* _EXERCISE DIRECTIONS_
For this exercise, repeat all of the material verbatim apart from its images.

— start —

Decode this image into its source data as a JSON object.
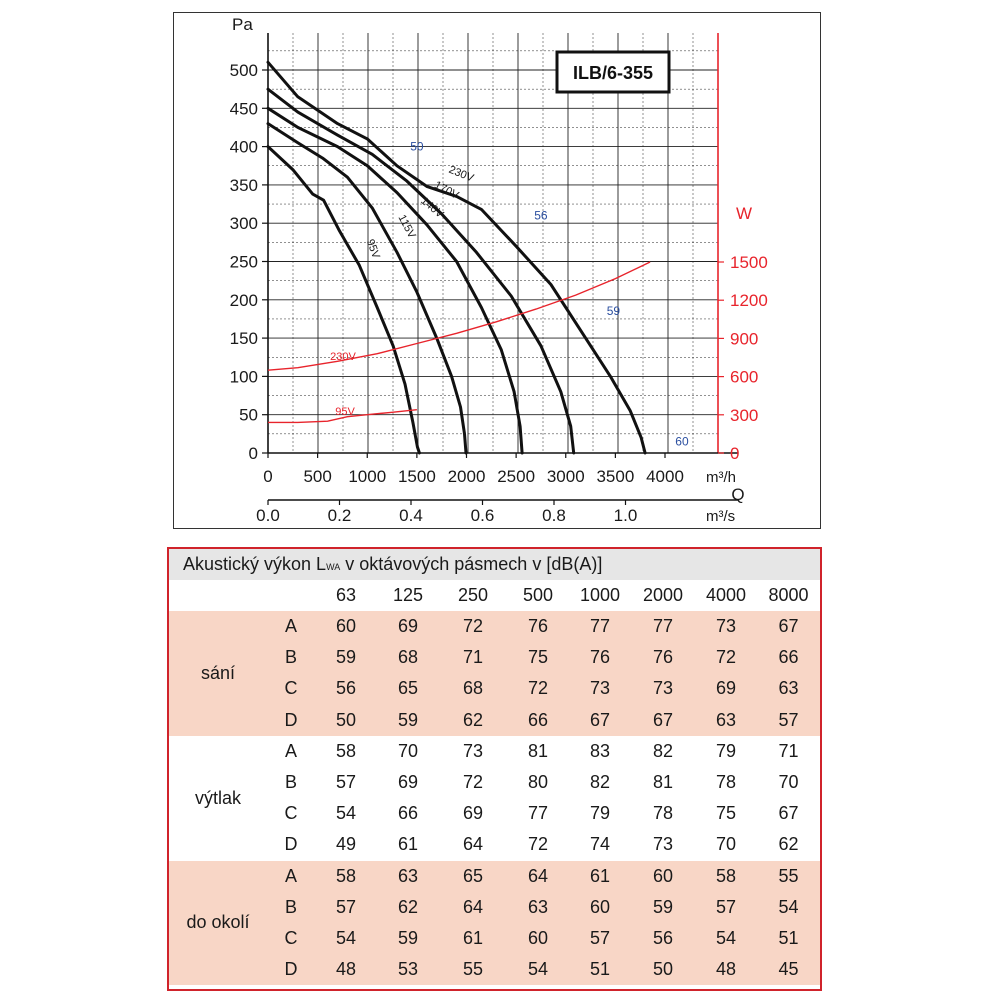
{
  "chart_data": {
    "type": "line",
    "model_label": "ILB/6-355",
    "y_left_unit": "Pa",
    "y_right_unit": "W",
    "x_unit_flow": "m³/h",
    "x_symbol": "Q",
    "x_unit_flow_s": "m³/s",
    "xlim": [
      0,
      4000
    ],
    "ylim": [
      0,
      500
    ],
    "y2lim": [
      0,
      1500
    ],
    "x_ticks": [
      0,
      500,
      1000,
      1500,
      2000,
      2500,
      3000,
      3500,
      4000
    ],
    "x_ticks_s": [
      "0.0",
      "0.2",
      "0.4",
      "0.6",
      "0.8",
      "1.0"
    ],
    "y_ticks": [
      0,
      50,
      100,
      150,
      200,
      250,
      300,
      350,
      400,
      450,
      500
    ],
    "y2_ticks": [
      0,
      300,
      600,
      900,
      1200,
      1500
    ],
    "grid": true,
    "pressure_series": [
      {
        "name": "95V",
        "points": [
          [
            0,
            400
          ],
          [
            250,
            370
          ],
          [
            450,
            338
          ],
          [
            560,
            330
          ],
          [
            720,
            290
          ],
          [
            920,
            245
          ],
          [
            1100,
            190
          ],
          [
            1260,
            140
          ],
          [
            1380,
            90
          ],
          [
            1460,
            40
          ],
          [
            1505,
            8
          ],
          [
            1525,
            0
          ]
        ]
      },
      {
        "name": "115V",
        "points": [
          [
            0,
            430
          ],
          [
            300,
            405
          ],
          [
            550,
            385
          ],
          [
            800,
            360
          ],
          [
            1050,
            320
          ],
          [
            1300,
            262
          ],
          [
            1500,
            210
          ],
          [
            1700,
            150
          ],
          [
            1850,
            100
          ],
          [
            1940,
            60
          ],
          [
            1980,
            25
          ],
          [
            1995,
            0
          ]
        ]
      },
      {
        "name": "140V",
        "points": [
          [
            0,
            450
          ],
          [
            300,
            425
          ],
          [
            700,
            400
          ],
          [
            1000,
            375
          ],
          [
            1300,
            340
          ],
          [
            1600,
            298
          ],
          [
            1900,
            250
          ],
          [
            2150,
            190
          ],
          [
            2350,
            135
          ],
          [
            2480,
            80
          ],
          [
            2540,
            35
          ],
          [
            2560,
            0
          ]
        ]
      },
      {
        "name": "170V",
        "points": [
          [
            0,
            475
          ],
          [
            300,
            445
          ],
          [
            700,
            415
          ],
          [
            1050,
            390
          ],
          [
            1400,
            355
          ],
          [
            1750,
            312
          ],
          [
            2100,
            262
          ],
          [
            2450,
            205
          ],
          [
            2750,
            140
          ],
          [
            2950,
            80
          ],
          [
            3050,
            35
          ],
          [
            3080,
            0
          ]
        ]
      },
      {
        "name": "230V",
        "points": [
          [
            0,
            510
          ],
          [
            300,
            465
          ],
          [
            700,
            430
          ],
          [
            1000,
            410
          ],
          [
            1300,
            375
          ],
          [
            1600,
            348
          ],
          [
            1900,
            335
          ],
          [
            2150,
            318
          ],
          [
            2500,
            270
          ],
          [
            2850,
            220
          ],
          [
            3200,
            150
          ],
          [
            3450,
            100
          ],
          [
            3650,
            55
          ],
          [
            3760,
            20
          ],
          [
            3800,
            0
          ]
        ]
      }
    ],
    "power_series": [
      {
        "name": "230V",
        "points": [
          [
            0,
            650
          ],
          [
            300,
            670
          ],
          [
            700,
            720
          ],
          [
            1100,
            780
          ],
          [
            1500,
            860
          ],
          [
            1900,
            940
          ],
          [
            2300,
            1030
          ],
          [
            2700,
            1130
          ],
          [
            3100,
            1240
          ],
          [
            3500,
            1370
          ],
          [
            3850,
            1500
          ]
        ]
      },
      {
        "name": "95V",
        "points": [
          [
            0,
            240
          ],
          [
            300,
            240
          ],
          [
            600,
            250
          ],
          [
            800,
            285
          ],
          [
            1050,
            305
          ],
          [
            1250,
            320
          ],
          [
            1500,
            340
          ]
        ]
      }
    ],
    "curve_labels": [
      {
        "text": "50",
        "x": 1500,
        "y": 395
      },
      {
        "text": "56",
        "x": 2750,
        "y": 305
      },
      {
        "text": "59",
        "x": 3480,
        "y": 180
      },
      {
        "text": "60",
        "x": 4050,
        "y": 10
      }
    ]
  },
  "acoustic_table": {
    "title_prefix": "Akustický výkon L",
    "title_sub": "WA",
    "title_suffix": " v oktávových pásmech v [dB(A)]",
    "bands": [
      "63",
      "125",
      "250",
      "500",
      "1000",
      "2000",
      "4000",
      "8000"
    ],
    "groups": [
      {
        "name": "sání",
        "rows": [
          {
            "label": "A",
            "values": [
              "60",
              "69",
              "72",
              "76",
              "77",
              "77",
              "73",
              "67"
            ]
          },
          {
            "label": "B",
            "values": [
              "59",
              "68",
              "71",
              "75",
              "76",
              "76",
              "72",
              "66"
            ]
          },
          {
            "label": "C",
            "values": [
              "56",
              "65",
              "68",
              "72",
              "73",
              "73",
              "69",
              "63"
            ]
          },
          {
            "label": "D",
            "values": [
              "50",
              "59",
              "62",
              "66",
              "67",
              "67",
              "63",
              "57"
            ]
          }
        ]
      },
      {
        "name": "výtlak",
        "rows": [
          {
            "label": "A",
            "values": [
              "58",
              "70",
              "73",
              "81",
              "83",
              "82",
              "79",
              "71"
            ]
          },
          {
            "label": "B",
            "values": [
              "57",
              "69",
              "72",
              "80",
              "82",
              "81",
              "78",
              "70"
            ]
          },
          {
            "label": "C",
            "values": [
              "54",
              "66",
              "69",
              "77",
              "79",
              "78",
              "75",
              "67"
            ]
          },
          {
            "label": "D",
            "values": [
              "49",
              "61",
              "64",
              "72",
              "74",
              "73",
              "70",
              "62"
            ]
          }
        ]
      },
      {
        "name": "do okolí",
        "rows": [
          {
            "label": "A",
            "values": [
              "58",
              "63",
              "65",
              "64",
              "61",
              "60",
              "58",
              "55"
            ]
          },
          {
            "label": "B",
            "values": [
              "57",
              "62",
              "64",
              "63",
              "60",
              "59",
              "57",
              "54"
            ]
          },
          {
            "label": "C",
            "values": [
              "54",
              "59",
              "61",
              "60",
              "57",
              "56",
              "54",
              "51"
            ]
          },
          {
            "label": "D",
            "values": [
              "48",
              "53",
              "55",
              "54",
              "51",
              "50",
              "48",
              "45"
            ]
          }
        ]
      }
    ]
  },
  "colors": {
    "curve": "#111111",
    "power": "#e8242c",
    "label_blue": "#2b4fa0",
    "band_pink": "#f8d6c6"
  }
}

— end —

* _TASK RESPONSE_
Decode this image into its source data as a JSON object.
{
  "chart_data": {
    "type": "line",
    "model_label": "ILB/6-355",
    "y_left_unit": "Pa",
    "y_right_unit": "W",
    "x_unit_flow": "m³/h",
    "x_symbol": "Q",
    "x_unit_flow_s": "m³/s",
    "xlim": [
      0,
      4000
    ],
    "ylim": [
      0,
      500
    ],
    "y2lim": [
      0,
      1500
    ],
    "x_ticks": [
      0,
      500,
      1000,
      1500,
      2000,
      2500,
      3000,
      3500,
      4000
    ],
    "x_ticks_s": [
      "0.0",
      "0.2",
      "0.4",
      "0.6",
      "0.8",
      "1.0"
    ],
    "y_ticks": [
      0,
      50,
      100,
      150,
      200,
      250,
      300,
      350,
      400,
      450,
      500
    ],
    "y2_ticks": [
      0,
      300,
      600,
      900,
      1200,
      1500
    ],
    "grid": true,
    "pressure_series": [
      {
        "name": "95V",
        "points": [
          [
            0,
            400
          ],
          [
            250,
            370
          ],
          [
            450,
            338
          ],
          [
            560,
            330
          ],
          [
            720,
            290
          ],
          [
            920,
            245
          ],
          [
            1100,
            190
          ],
          [
            1260,
            140
          ],
          [
            1380,
            90
          ],
          [
            1460,
            40
          ],
          [
            1505,
            8
          ],
          [
            1525,
            0
          ]
        ]
      },
      {
        "name": "115V",
        "points": [
          [
            0,
            430
          ],
          [
            300,
            405
          ],
          [
            550,
            385
          ],
          [
            800,
            360
          ],
          [
            1050,
            320
          ],
          [
            1300,
            262
          ],
          [
            1500,
            210
          ],
          [
            1700,
            150
          ],
          [
            1850,
            100
          ],
          [
            1940,
            60
          ],
          [
            1980,
            25
          ],
          [
            1995,
            0
          ]
        ]
      },
      {
        "name": "140V",
        "points": [
          [
            0,
            450
          ],
          [
            300,
            425
          ],
          [
            700,
            400
          ],
          [
            1000,
            375
          ],
          [
            1300,
            340
          ],
          [
            1600,
            298
          ],
          [
            1900,
            250
          ],
          [
            2150,
            190
          ],
          [
            2350,
            135
          ],
          [
            2480,
            80
          ],
          [
            2540,
            35
          ],
          [
            2560,
            0
          ]
        ]
      },
      {
        "name": "170V",
        "points": [
          [
            0,
            475
          ],
          [
            300,
            445
          ],
          [
            700,
            415
          ],
          [
            1050,
            390
          ],
          [
            1400,
            355
          ],
          [
            1750,
            312
          ],
          [
            2100,
            262
          ],
          [
            2450,
            205
          ],
          [
            2750,
            140
          ],
          [
            2950,
            80
          ],
          [
            3050,
            35
          ],
          [
            3080,
            0
          ]
        ]
      },
      {
        "name": "230V",
        "points": [
          [
            0,
            510
          ],
          [
            300,
            465
          ],
          [
            700,
            430
          ],
          [
            1000,
            410
          ],
          [
            1300,
            375
          ],
          [
            1600,
            348
          ],
          [
            1900,
            335
          ],
          [
            2150,
            318
          ],
          [
            2500,
            270
          ],
          [
            2850,
            220
          ],
          [
            3200,
            150
          ],
          [
            3450,
            100
          ],
          [
            3650,
            55
          ],
          [
            3760,
            20
          ],
          [
            3800,
            0
          ]
        ]
      }
    ],
    "power_series": [
      {
        "name": "230V",
        "points": [
          [
            0,
            650
          ],
          [
            300,
            670
          ],
          [
            700,
            720
          ],
          [
            1100,
            780
          ],
          [
            1500,
            860
          ],
          [
            1900,
            940
          ],
          [
            2300,
            1030
          ],
          [
            2700,
            1130
          ],
          [
            3100,
            1240
          ],
          [
            3500,
            1370
          ],
          [
            3850,
            1500
          ]
        ]
      },
      {
        "name": "95V",
        "points": [
          [
            0,
            240
          ],
          [
            300,
            240
          ],
          [
            600,
            250
          ],
          [
            800,
            285
          ],
          [
            1050,
            305
          ],
          [
            1250,
            320
          ],
          [
            1500,
            340
          ]
        ]
      }
    ],
    "curve_labels": [
      {
        "text": "50",
        "x": 1500,
        "y": 395
      },
      {
        "text": "56",
        "x": 2750,
        "y": 305
      },
      {
        "text": "59",
        "x": 3480,
        "y": 180
      },
      {
        "text": "60",
        "x": 4050,
        "y": 10
      }
    ]
  },
  "acoustic_table": {
    "title_prefix": "Akustický výkon L",
    "title_sub": "WA",
    "title_suffix": " v oktávových pásmech v [dB(A)]",
    "bands": [
      "63",
      "125",
      "250",
      "500",
      "1000",
      "2000",
      "4000",
      "8000"
    ],
    "groups": [
      {
        "name": "sání",
        "rows": [
          {
            "label": "A",
            "values": [
              "60",
              "69",
              "72",
              "76",
              "77",
              "77",
              "73",
              "67"
            ]
          },
          {
            "label": "B",
            "values": [
              "59",
              "68",
              "71",
              "75",
              "76",
              "76",
              "72",
              "66"
            ]
          },
          {
            "label": "C",
            "values": [
              "56",
              "65",
              "68",
              "72",
              "73",
              "73",
              "69",
              "63"
            ]
          },
          {
            "label": "D",
            "values": [
              "50",
              "59",
              "62",
              "66",
              "67",
              "67",
              "63",
              "57"
            ]
          }
        ]
      },
      {
        "name": "výtlak",
        "rows": [
          {
            "label": "A",
            "values": [
              "58",
              "70",
              "73",
              "81",
              "83",
              "82",
              "79",
              "71"
            ]
          },
          {
            "label": "B",
            "values": [
              "57",
              "69",
              "72",
              "80",
              "82",
              "81",
              "78",
              "70"
            ]
          },
          {
            "label": "C",
            "values": [
              "54",
              "66",
              "69",
              "77",
              "79",
              "78",
              "75",
              "67"
            ]
          },
          {
            "label": "D",
            "values": [
              "49",
              "61",
              "64",
              "72",
              "74",
              "73",
              "70",
              "62"
            ]
          }
        ]
      },
      {
        "name": "do okolí",
        "rows": [
          {
            "label": "A",
            "values": [
              "58",
              "63",
              "65",
              "64",
              "61",
              "60",
              "58",
              "55"
            ]
          },
          {
            "label": "B",
            "values": [
              "57",
              "62",
              "64",
              "63",
              "60",
              "59",
              "57",
              "54"
            ]
          },
          {
            "label": "C",
            "values": [
              "54",
              "59",
              "61",
              "60",
              "57",
              "56",
              "54",
              "51"
            ]
          },
          {
            "label": "D",
            "values": [
              "48",
              "53",
              "55",
              "54",
              "51",
              "50",
              "48",
              "45"
            ]
          }
        ]
      }
    ]
  },
  "colors": {
    "curve": "#111111",
    "power": "#e8242c",
    "label_blue": "#2b4fa0",
    "band_pink": "#f8d6c6"
  }
}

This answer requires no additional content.